> [STATED GOAL]: Tally the lines of the listing that contain the string "faict". Give the number and nothing else.

> [RECORDS SHOWN]:
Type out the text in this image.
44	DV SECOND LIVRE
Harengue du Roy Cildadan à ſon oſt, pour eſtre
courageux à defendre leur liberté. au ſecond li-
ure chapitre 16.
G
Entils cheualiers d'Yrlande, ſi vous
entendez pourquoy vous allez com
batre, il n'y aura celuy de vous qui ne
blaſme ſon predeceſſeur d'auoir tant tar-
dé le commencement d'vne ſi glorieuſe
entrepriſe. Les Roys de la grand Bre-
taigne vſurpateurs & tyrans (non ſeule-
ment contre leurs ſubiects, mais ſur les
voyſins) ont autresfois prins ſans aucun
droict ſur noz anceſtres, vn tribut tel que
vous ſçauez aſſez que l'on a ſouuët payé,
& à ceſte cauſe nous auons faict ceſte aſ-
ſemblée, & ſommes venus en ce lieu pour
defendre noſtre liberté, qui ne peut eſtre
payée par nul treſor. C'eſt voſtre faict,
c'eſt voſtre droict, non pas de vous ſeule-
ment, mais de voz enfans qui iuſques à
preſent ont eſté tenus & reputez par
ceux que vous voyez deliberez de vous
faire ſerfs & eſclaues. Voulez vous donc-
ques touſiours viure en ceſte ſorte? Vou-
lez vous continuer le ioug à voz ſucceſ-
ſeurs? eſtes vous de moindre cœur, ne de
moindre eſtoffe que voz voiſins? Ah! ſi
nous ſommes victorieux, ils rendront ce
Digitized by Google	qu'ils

> [THE REPLY]: 2